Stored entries
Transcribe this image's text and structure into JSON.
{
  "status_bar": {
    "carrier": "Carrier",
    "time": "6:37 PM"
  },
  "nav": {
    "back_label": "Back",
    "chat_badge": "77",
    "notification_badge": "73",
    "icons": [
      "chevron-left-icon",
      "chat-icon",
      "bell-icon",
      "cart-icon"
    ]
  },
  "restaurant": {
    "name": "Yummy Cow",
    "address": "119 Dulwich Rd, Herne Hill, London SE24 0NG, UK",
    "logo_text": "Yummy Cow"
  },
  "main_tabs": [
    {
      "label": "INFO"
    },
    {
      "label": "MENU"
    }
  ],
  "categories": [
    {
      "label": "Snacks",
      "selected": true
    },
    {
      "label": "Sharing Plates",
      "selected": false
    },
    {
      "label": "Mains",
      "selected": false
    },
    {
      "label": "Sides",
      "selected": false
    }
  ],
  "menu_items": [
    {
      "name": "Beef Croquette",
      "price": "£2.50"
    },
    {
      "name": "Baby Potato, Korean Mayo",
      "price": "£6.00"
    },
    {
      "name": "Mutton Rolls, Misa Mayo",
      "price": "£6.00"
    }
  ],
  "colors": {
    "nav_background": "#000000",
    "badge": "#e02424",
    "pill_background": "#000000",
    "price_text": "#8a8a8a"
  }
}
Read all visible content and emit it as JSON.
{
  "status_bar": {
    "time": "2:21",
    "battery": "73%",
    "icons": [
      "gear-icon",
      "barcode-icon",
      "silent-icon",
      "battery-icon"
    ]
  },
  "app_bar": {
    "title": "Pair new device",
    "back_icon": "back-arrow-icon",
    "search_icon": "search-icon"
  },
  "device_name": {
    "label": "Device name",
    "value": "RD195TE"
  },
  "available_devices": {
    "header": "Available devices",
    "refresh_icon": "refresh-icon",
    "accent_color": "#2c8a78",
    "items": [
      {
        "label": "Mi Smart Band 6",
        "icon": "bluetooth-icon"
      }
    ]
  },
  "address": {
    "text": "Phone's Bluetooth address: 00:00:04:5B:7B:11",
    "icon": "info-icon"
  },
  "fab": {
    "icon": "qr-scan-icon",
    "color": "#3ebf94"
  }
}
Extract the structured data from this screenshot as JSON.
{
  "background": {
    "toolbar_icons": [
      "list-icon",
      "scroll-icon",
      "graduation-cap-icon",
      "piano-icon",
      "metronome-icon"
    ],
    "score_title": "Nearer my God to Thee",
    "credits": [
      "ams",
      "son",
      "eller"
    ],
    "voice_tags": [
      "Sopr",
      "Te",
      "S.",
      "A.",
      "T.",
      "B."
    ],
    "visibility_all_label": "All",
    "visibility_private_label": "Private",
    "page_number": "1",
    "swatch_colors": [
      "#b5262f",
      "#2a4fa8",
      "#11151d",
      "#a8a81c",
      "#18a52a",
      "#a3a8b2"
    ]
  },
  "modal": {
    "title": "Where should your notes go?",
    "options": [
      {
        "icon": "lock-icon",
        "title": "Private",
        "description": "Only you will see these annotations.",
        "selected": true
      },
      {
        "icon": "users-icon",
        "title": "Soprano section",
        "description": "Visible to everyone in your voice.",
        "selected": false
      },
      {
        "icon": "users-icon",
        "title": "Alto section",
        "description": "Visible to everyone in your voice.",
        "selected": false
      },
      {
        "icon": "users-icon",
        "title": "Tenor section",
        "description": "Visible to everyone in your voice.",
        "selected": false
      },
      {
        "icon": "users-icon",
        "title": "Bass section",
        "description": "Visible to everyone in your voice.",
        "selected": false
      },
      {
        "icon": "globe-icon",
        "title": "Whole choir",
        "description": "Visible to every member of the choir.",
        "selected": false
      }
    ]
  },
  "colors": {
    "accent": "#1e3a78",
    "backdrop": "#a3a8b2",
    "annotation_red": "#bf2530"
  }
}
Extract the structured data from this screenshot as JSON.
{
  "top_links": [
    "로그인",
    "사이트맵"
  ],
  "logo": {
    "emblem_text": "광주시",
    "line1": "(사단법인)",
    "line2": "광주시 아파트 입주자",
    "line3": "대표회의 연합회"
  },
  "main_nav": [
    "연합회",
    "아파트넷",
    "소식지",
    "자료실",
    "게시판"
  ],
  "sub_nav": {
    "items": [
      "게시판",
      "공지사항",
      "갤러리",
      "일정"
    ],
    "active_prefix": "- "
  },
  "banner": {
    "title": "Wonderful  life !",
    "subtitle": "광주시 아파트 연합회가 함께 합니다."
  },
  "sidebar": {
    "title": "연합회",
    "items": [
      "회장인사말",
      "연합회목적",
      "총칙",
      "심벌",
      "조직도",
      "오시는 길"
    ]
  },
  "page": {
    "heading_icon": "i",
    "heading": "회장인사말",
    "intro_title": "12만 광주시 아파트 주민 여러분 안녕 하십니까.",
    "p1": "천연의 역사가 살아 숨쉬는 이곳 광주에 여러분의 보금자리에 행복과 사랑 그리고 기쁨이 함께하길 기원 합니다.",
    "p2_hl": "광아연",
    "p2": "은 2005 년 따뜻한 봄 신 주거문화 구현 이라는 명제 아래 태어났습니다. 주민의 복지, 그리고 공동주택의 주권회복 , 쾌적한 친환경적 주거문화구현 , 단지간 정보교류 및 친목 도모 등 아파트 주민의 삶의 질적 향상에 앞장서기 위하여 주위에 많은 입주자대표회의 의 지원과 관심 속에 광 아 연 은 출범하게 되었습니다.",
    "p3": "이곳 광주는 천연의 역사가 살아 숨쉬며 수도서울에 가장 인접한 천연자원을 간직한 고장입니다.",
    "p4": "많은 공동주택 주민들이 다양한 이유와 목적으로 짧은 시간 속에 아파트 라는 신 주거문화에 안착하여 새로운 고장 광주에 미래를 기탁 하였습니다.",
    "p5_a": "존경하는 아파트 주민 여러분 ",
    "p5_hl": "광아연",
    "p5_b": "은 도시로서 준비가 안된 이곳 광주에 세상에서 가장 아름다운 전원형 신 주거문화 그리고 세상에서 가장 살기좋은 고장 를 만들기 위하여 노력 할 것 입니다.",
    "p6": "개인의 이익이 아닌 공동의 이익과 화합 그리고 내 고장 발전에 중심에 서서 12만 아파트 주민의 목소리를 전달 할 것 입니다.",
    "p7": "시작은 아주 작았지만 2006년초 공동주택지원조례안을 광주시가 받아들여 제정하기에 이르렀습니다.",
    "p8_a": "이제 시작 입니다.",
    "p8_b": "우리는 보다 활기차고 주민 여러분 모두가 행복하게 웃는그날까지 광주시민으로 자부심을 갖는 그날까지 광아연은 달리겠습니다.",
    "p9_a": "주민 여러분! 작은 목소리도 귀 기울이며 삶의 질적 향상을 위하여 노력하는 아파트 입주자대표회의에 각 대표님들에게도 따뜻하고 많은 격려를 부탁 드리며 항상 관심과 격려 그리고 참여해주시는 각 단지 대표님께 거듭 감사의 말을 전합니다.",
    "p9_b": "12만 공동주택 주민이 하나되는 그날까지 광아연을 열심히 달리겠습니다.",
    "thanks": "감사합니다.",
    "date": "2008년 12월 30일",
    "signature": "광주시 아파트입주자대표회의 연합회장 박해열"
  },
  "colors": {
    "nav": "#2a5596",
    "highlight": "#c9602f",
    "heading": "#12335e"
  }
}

**JOB:**
All of the data needs to be reproduced exactly, with no line missing.

**RESULT OF THIS TASK:**
Transcribe this image's text and structure into JSON.
{
  "status_bar": {
    "carrier": "Carrier",
    "time": "6:37 PM"
  },
  "nav": {
    "back_label": "Back",
    "chat_badge": "77",
    "notification_badge": "73",
    "icons": [
      "chevron-left-icon",
      "chat-icon",
      "bell-icon",
      "cart-icon"
    ]
  },
  "restaurant": {
    "name": "Yummy Cow",
    "address": "119 Dulwich Rd, Herne Hill, London SE24 0NG, UK",
    "logo_text": "Yummy Cow"
  },
  "main_tabs": [
    {
      "label": "INFO"
    },
    {
      "label": "MENU"
    }
  ],
  "categories": [
    {
      "label": "Snacks",
      "selected": true
    },
    {
      "label": "Sharing Plates",
      "selected": false
    },
    {
      "label": "Mains",
      "selected": false
    },
    {
      "label": "Sides",
      "selected": false
    }
  ],
  "menu_items": [
    {
      "name": "Beef Croquette",
      "price": "£2.50"
    },
    {
      "name": "Baby Potato, Korean Mayo",
      "price": "£6.00"
    },
    {
      "name": "Mutton Rolls, Misa Mayo",
      "price": "£6.00"
    }
  ],
  "colors": {
    "nav_background": "#000000",
    "badge": "#e02424",
    "pill_background": "#000000",
    "price_text": "#8a8a8a"
  }
}
Read all visible content and emit it as JSON.
{
  "status_bar": {
    "time": "2:21",
    "battery": "73%",
    "icons": [
      "gear-icon",
      "barcode-icon",
      "silent-icon",
      "battery-icon"
    ]
  },
  "app_bar": {
    "title": "Pair new device",
    "back_icon": "back-arrow-icon",
    "search_icon": "search-icon"
  },
  "device_name": {
    "label": "Device name",
    "value": "RD195TE"
  },
  "available_devices": {
    "header": "Available devices",
    "refresh_icon": "refresh-icon",
    "accent_color": "#2c8a78",
    "items": [
      {
        "label": "Mi Smart Band 6",
        "icon": "bluetooth-icon"
      }
    ]
  },
  "address": {
    "text": "Phone's Bluetooth address: 00:00:04:5B:7B:11",
    "icon": "info-icon"
  },
  "fab": {
    "icon": "qr-scan-icon",
    "color": "#3ebf94"
  }
}
Extract the structured data from this screenshot as JSON.
{
  "background": {
    "toolbar_icons": [
      "list-icon",
      "scroll-icon",
      "graduation-cap-icon",
      "piano-icon",
      "metronome-icon"
    ],
    "score_title": "Nearer my God to Thee",
    "credits": [
      "ams",
      "son",
      "eller"
    ],
    "voice_tags": [
      "Sopr",
      "Te",
      "S.",
      "A.",
      "T.",
      "B."
    ],
    "visibility_all_label": "All",
    "visibility_private_label": "Private",
    "page_number": "1",
    "swatch_colors": [
      "#b5262f",
      "#2a4fa8",
      "#11151d",
      "#a8a81c",
      "#18a52a",
      "#a3a8b2"
    ]
  },
  "modal": {
    "title": "Where should your notes go?",
    "options": [
      {
        "icon": "lock-icon",
        "title": "Private",
        "description": "Only you will see these annotations.",
        "selected": true
      },
      {
        "icon": "users-icon",
        "title": "Soprano section",
        "description": "Visible to everyone in your voice.",
        "selected": false
      },
      {
        "icon": "users-icon",
        "title": "Alto section",
        "description": "Visible to everyone in your voice.",
        "selected": false
      },
      {
        "icon": "users-icon",
        "title": "Tenor section",
        "description": "Visible to everyone in your voice.",
        "selected": false
      },
      {
        "icon": "users-icon",
        "title": "Bass section",
        "description": "Visible to everyone in your voice.",
        "selected": false
      },
      {
        "icon": "globe-icon",
        "title": "Whole choir",
        "description": "Visible to every member of the choir.",
        "selected": false
      }
    ]
  },
  "colors": {
    "accent": "#1e3a78",
    "backdrop": "#a3a8b2",
    "annotation_red": "#bf2530"
  }
}
Extract the structured data from this screenshot as JSON.
{
  "top_links": [
    "로그인",
    "사이트맵"
  ],
  "logo": {
    "emblem_text": "광주시",
    "line1": "(사단법인)",
    "line2": "광주시 아파트 입주자",
    "line3": "대표회의 연합회"
  },
  "main_nav": [
    "연합회",
    "아파트넷",
    "소식지",
    "자료실",
    "게시판"
  ],
  "sub_nav": {
    "items": [
      "게시판",
      "공지사항",
      "갤러리",
      "일정"
    ],
    "active_prefix": "- "
  },
  "banner": {
    "title": "Wonderful  life !",
    "subtitle": "광주시 아파트 연합회가 함께 합니다."
  },
  "sidebar": {
    "title": "연합회",
    "items": [
      "회장인사말",
      "연합회목적",
      "총칙",
      "심벌",
      "조직도",
      "오시는 길"
    ]
  },
  "page": {
    "heading_icon": "i",
    "heading": "회장인사말",
    "intro_title": "12만 광주시 아파트 주민 여러분 안녕 하십니까.",
    "p1": "천연의 역사가 살아 숨쉬는 이곳 광주에 여러분의 보금자리에 행복과 사랑 그리고 기쁨이 함께하길 기원 합니다.",
    "p2_hl": "광아연",
    "p2": "은 2005 년 따뜻한 봄 신 주거문화 구현 이라는 명제 아래 태어났습니다. 주민의 복지, 그리고 공동주택의 주권회복 , 쾌적한 친환경적 주거문화구현 , 단지간 정보교류 및 친목 도모 등 아파트 주민의 삶의 질적 향상에 앞장서기 위하여 주위에 많은 입주자대표회의 의 지원과 관심 속에 광 아 연 은 출범하게 되었습니다.",
    "p3": "이곳 광주는 천연의 역사가 살아 숨쉬며 수도서울에 가장 인접한 천연자원을 간직한 고장입니다.",
    "p4": "많은 공동주택 주민들이 다양한 이유와 목적으로 짧은 시간 속에 아파트 라는 신 주거문화에 안착하여 새로운 고장 광주에 미래를 기탁 하였습니다.",
    "p5_a": "존경하는 아파트 주민 여러분 ",
    "p5_hl": "광아연",
    "p5_b": "은 도시로서 준비가 안된 이곳 광주에 세상에서 가장 아름다운 전원형 신 주거문화 그리고 세상에서 가장 살기좋은 고장 를 만들기 위하여 노력 할 것 입니다.",
    "p6": "개인의 이익이 아닌 공동의 이익과 화합 그리고 내 고장 발전에 중심에 서서 12만 아파트 주민의 목소리를 전달 할 것 입니다.",
    "p7": "시작은 아주 작았지만 2006년초 공동주택지원조례안을 광주시가 받아들여 제정하기에 이르렀습니다.",
    "p8_a": "이제 시작 입니다.",
    "p8_b": "우리는 보다 활기차고 주민 여러분 모두가 행복하게 웃는그날까지 광주시민으로 자부심을 갖는 그날까지 광아연은 달리겠습니다.",
    "p9_a": "주민 여러분! 작은 목소리도 귀 기울이며 삶의 질적 향상을 위하여 노력하는 아파트 입주자대표회의에 각 대표님들에게도 따뜻하고 많은 격려를 부탁 드리며 항상 관심과 격려 그리고 참여해주시는 각 단지 대표님께 거듭 감사의 말을 전합니다.",
    "p9_b": "12만 공동주택 주민이 하나되는 그날까지 광아연을 열심히 달리겠습니다.",
    "thanks": "감사합니다.",
    "date": "2008년 12월 30일",
    "signature": "광주시 아파트입주자대표회의 연합회장 박해열"
  },
  "colors": {
    "nav": "#2a5596",
    "highlight": "#c9602f",
    "heading": "#12335e"
  }
}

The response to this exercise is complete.